_Exercise description_
All entries must be repeated exactly; do not include the pictures.

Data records
** begin **

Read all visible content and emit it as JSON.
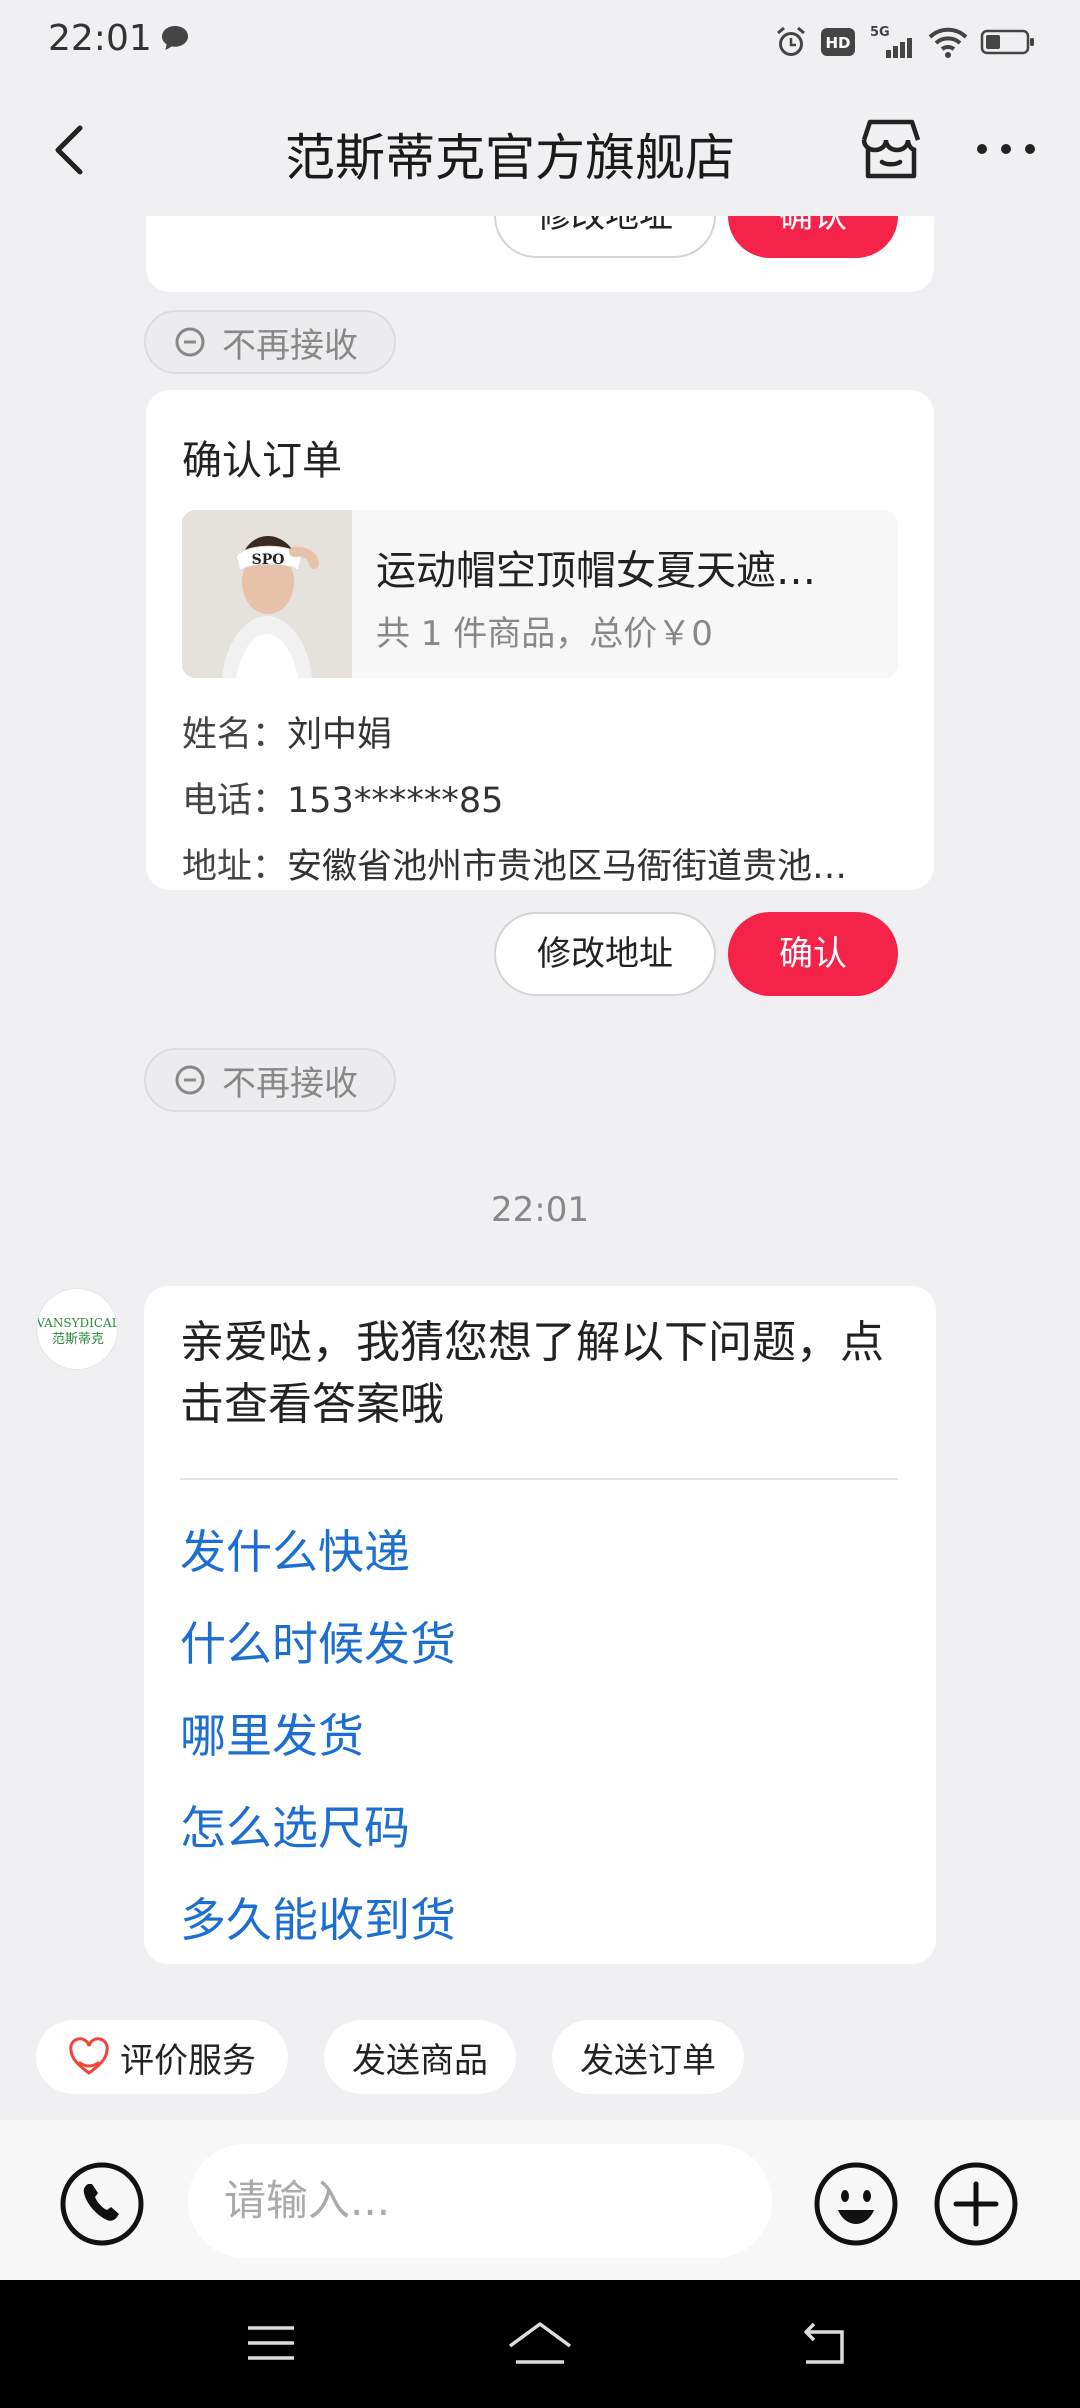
{
  "status_bar": {
    "time": "22:01",
    "network": "5G",
    "hd": "HD"
  },
  "header": {
    "title": "范斯蒂克官方旗舰店"
  },
  "order_top": {
    "modify_label": "修改地址",
    "confirm_label": "确认"
  },
  "reject_1": {
    "label": "不再接收"
  },
  "order": {
    "title": "确认订单",
    "product_name": "运动帽空顶帽女夏天遮…",
    "product_summary": "共 1 件商品，总价￥0",
    "name_label": "姓名：",
    "name_value": "刘中娟",
    "phone_label": "电话：",
    "phone_value": "153******85",
    "address_label": "地址：",
    "address_value": "安徽省池州市贵池区马衙街道贵池…",
    "modify_label": "修改地址",
    "confirm_label": "确认"
  },
  "reject_2": {
    "label": "不再接收"
  },
  "timestamp": "22:01",
  "faq": {
    "avatar_text_top": "VANSYDICAL",
    "avatar_text_bottom": "范斯蒂克",
    "intro": "亲爱哒，我猜您想了解以下问题，点击查看答案哦",
    "items": [
      "发什么快递",
      "什么时候发货",
      "哪里发货",
      "怎么选尺码",
      "多久能收到货"
    ]
  },
  "quick_actions": [
    "评价服务",
    "发送商品",
    "发送订单"
  ],
  "input": {
    "placeholder": "请输入..."
  },
  "colors": {
    "accent_red": "#f5224a",
    "link_blue": "#1c6fd1",
    "background": "#f0f0f2"
  }
}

** end **

_Solution to this problem_
Read all visible content and emit it as JSON.
{
  "status_bar": {
    "time": "22:01",
    "network": "5G",
    "hd": "HD"
  },
  "header": {
    "title": "范斯蒂克官方旗舰店"
  },
  "order_top": {
    "modify_label": "修改地址",
    "confirm_label": "确认"
  },
  "reject_1": {
    "label": "不再接收"
  },
  "order": {
    "title": "确认订单",
    "product_name": "运动帽空顶帽女夏天遮…",
    "product_summary": "共 1 件商品，总价￥0",
    "name_label": "姓名：",
    "name_value": "刘中娟",
    "phone_label": "电话：",
    "phone_value": "153******85",
    "address_label": "地址：",
    "address_value": "安徽省池州市贵池区马衙街道贵池…",
    "modify_label": "修改地址",
    "confirm_label": "确认"
  },
  "reject_2": {
    "label": "不再接收"
  },
  "timestamp": "22:01",
  "faq": {
    "avatar_text_top": "VANSYDICAL",
    "avatar_text_bottom": "范斯蒂克",
    "intro": "亲爱哒，我猜您想了解以下问题，点击查看答案哦",
    "items": [
      "发什么快递",
      "什么时候发货",
      "哪里发货",
      "怎么选尺码",
      "多久能收到货"
    ]
  },
  "quick_actions": [
    "评价服务",
    "发送商品",
    "发送订单"
  ],
  "input": {
    "placeholder": "请输入..."
  },
  "colors": {
    "accent_red": "#f5224a",
    "link_blue": "#1c6fd1",
    "background": "#f0f0f2"
  }
}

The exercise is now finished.